_The task_
It is required that all of the data be written out exactly.

_Input data_
>>>
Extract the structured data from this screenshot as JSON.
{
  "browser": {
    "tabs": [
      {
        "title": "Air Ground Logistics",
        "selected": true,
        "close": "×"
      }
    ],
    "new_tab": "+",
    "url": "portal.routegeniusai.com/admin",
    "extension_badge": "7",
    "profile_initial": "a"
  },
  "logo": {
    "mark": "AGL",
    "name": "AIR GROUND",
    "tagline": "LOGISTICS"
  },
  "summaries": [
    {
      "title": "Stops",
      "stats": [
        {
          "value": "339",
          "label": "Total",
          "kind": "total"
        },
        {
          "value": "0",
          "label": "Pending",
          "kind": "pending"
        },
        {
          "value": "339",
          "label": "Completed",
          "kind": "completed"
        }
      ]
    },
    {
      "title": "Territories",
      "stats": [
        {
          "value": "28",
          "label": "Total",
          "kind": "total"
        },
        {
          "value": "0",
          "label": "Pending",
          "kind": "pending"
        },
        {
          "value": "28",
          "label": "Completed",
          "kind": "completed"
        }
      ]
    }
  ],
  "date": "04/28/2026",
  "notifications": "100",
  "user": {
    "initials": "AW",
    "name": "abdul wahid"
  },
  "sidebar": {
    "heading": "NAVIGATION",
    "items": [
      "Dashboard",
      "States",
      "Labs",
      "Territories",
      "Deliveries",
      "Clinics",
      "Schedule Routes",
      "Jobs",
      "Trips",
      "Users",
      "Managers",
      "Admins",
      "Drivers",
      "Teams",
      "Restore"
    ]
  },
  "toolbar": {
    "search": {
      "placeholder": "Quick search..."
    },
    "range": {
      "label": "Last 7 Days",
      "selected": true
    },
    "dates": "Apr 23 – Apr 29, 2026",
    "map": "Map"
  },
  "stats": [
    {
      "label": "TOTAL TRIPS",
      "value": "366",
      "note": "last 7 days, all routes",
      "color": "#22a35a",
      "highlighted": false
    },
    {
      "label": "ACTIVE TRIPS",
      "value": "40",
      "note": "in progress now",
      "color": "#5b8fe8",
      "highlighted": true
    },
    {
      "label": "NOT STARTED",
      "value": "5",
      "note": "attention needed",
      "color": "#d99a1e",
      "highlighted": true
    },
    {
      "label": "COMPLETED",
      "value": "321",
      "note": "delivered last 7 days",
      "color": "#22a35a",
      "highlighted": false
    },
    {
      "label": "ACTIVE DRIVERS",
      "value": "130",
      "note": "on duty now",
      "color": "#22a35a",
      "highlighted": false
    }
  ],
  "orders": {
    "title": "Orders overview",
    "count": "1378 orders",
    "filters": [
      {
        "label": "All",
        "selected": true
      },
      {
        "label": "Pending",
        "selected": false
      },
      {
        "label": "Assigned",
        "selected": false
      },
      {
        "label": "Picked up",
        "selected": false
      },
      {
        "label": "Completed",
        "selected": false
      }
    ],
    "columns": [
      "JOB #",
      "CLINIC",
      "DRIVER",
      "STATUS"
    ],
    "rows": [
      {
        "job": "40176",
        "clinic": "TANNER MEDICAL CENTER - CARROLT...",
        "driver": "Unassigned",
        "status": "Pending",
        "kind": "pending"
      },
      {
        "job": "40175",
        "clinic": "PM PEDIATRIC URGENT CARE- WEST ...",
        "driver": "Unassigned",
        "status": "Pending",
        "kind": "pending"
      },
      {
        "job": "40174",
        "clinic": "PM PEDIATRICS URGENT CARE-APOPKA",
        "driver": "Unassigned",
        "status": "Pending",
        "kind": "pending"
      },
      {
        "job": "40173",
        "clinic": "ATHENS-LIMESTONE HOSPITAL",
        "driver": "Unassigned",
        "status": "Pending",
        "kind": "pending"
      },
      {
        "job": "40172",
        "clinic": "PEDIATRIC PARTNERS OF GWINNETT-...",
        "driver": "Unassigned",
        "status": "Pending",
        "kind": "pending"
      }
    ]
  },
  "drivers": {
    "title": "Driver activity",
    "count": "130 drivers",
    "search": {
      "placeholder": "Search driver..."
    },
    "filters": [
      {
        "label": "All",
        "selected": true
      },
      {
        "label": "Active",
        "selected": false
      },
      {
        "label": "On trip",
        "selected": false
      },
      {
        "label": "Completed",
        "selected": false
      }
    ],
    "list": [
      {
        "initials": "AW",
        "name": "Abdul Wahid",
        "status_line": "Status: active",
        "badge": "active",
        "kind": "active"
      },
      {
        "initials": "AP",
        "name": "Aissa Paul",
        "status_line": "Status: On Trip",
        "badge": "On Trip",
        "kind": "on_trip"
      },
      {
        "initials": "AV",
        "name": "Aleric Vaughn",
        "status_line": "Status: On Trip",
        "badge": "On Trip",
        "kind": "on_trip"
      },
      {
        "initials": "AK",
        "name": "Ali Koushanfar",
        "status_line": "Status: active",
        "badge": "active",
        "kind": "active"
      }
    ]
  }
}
<<<
_Result of the exercise_
Extract the structured data from this screenshot as JSON.
{
  "browser": {
    "tabs": [
      {
        "title": "Air Ground Logistics",
        "selected": true,
        "close": "×"
      }
    ],
    "new_tab": "+",
    "url": "portal.routegeniusai.com/admin",
    "extension_badge": "7",
    "profile_initial": "a"
  },
  "logo": {
    "mark": "AGL",
    "name": "AIR GROUND",
    "tagline": "LOGISTICS"
  },
  "summaries": [
    {
      "title": "Stops",
      "stats": [
        {
          "value": "339",
          "label": "Total",
          "kind": "total"
        },
        {
          "value": "0",
          "label": "Pending",
          "kind": "pending"
        },
        {
          "value": "339",
          "label": "Completed",
          "kind": "completed"
        }
      ]
    },
    {
      "title": "Territories",
      "stats": [
        {
          "value": "28",
          "label": "Total",
          "kind": "total"
        },
        {
          "value": "0",
          "label": "Pending",
          "kind": "pending"
        },
        {
          "value": "28",
          "label": "Completed",
          "kind": "completed"
        }
      ]
    }
  ],
  "date": "04/28/2026",
  "notifications": "100",
  "user": {
    "initials": "AW",
    "name": "abdul wahid"
  },
  "sidebar": {
    "heading": "NAVIGATION",
    "items": [
      "Dashboard",
      "States",
      "Labs",
      "Territories",
      "Deliveries",
      "Clinics",
      "Schedule Routes",
      "Jobs",
      "Trips",
      "Users",
      "Managers",
      "Admins",
      "Drivers",
      "Teams",
      "Restore"
    ]
  },
  "toolbar": {
    "search": {
      "placeholder": "Quick search..."
    },
    "range": {
      "label": "Last 7 Days",
      "selected": true
    },
    "dates": "Apr 23 – Apr 29, 2026",
    "map": "Map"
  },
  "stats": [
    {
      "label": "TOTAL TRIPS",
      "value": "366",
      "note": "last 7 days, all routes",
      "color": "#22a35a",
      "highlighted": false
    },
    {
      "label": "ACTIVE TRIPS",
      "value": "40",
      "note": "in progress now",
      "color": "#5b8fe8",
      "highlighted": true
    },
    {
      "label": "NOT STARTED",
      "value": "5",
      "note": "attention needed",
      "color": "#d99a1e",
      "highlighted": true
    },
    {
      "label": "COMPLETED",
      "value": "321",
      "note": "delivered last 7 days",
      "color": "#22a35a",
      "highlighted": false
    },
    {
      "label": "ACTIVE DRIVERS",
      "value": "130",
      "note": "on duty now",
      "color": "#22a35a",
      "highlighted": false
    }
  ],
  "orders": {
    "title": "Orders overview",
    "count": "1378 orders",
    "filters": [
      {
        "label": "All",
        "selected": true
      },
      {
        "label": "Pending",
        "selected": false
      },
      {
        "label": "Assigned",
        "selected": false
      },
      {
        "label": "Picked up",
        "selected": false
      },
      {
        "label": "Completed",
        "selected": false
      }
    ],
    "columns": [
      "JOB #",
      "CLINIC",
      "DRIVER",
      "STATUS"
    ],
    "rows": [
      {
        "job": "40176",
        "clinic": "TANNER MEDICAL CENTER - CARROLT...",
        "driver": "Unassigned",
        "status": "Pending",
        "kind": "pending"
      },
      {
        "job": "40175",
        "clinic": "PM PEDIATRIC URGENT CARE- WEST ...",
        "driver": "Unassigned",
        "status": "Pending",
        "kind": "pending"
      },
      {
        "job": "40174",
        "clinic": "PM PEDIATRICS URGENT CARE-APOPKA",
        "driver": "Unassigned",
        "status": "Pending",
        "kind": "pending"
      },
      {
        "job": "40173",
        "clinic": "ATHENS-LIMESTONE HOSPITAL",
        "driver": "Unassigned",
        "status": "Pending",
        "kind": "pending"
      },
      {
        "job": "40172",
        "clinic": "PEDIATRIC PARTNERS OF GWINNETT-...",
        "driver": "Unassigned",
        "status": "Pending",
        "kind": "pending"
      }
    ]
  },
  "drivers": {
    "title": "Driver activity",
    "count": "130 drivers",
    "search": {
      "placeholder": "Search driver..."
    },
    "filters": [
      {
        "label": "All",
        "selected": true
      },
      {
        "label": "Active",
        "selected": false
      },
      {
        "label": "On trip",
        "selected": false
      },
      {
        "label": "Completed",
        "selected": false
      }
    ],
    "list": [
      {
        "initials": "AW",
        "name": "Abdul Wahid",
        "status_line": "Status: active",
        "badge": "active",
        "kind": "active"
      },
      {
        "initials": "AP",
        "name": "Aissa Paul",
        "status_line": "Status: On Trip",
        "badge": "On Trip",
        "kind": "on_trip"
      },
      {
        "initials": "AV",
        "name": "Aleric Vaughn",
        "status_line": "Status: On Trip",
        "badge": "On Trip",
        "kind": "on_trip"
      },
      {
        "initials": "AK",
        "name": "Ali Koushanfar",
        "status_line": "Status: active",
        "badge": "active",
        "kind": "active"
      }
    ]
  }
}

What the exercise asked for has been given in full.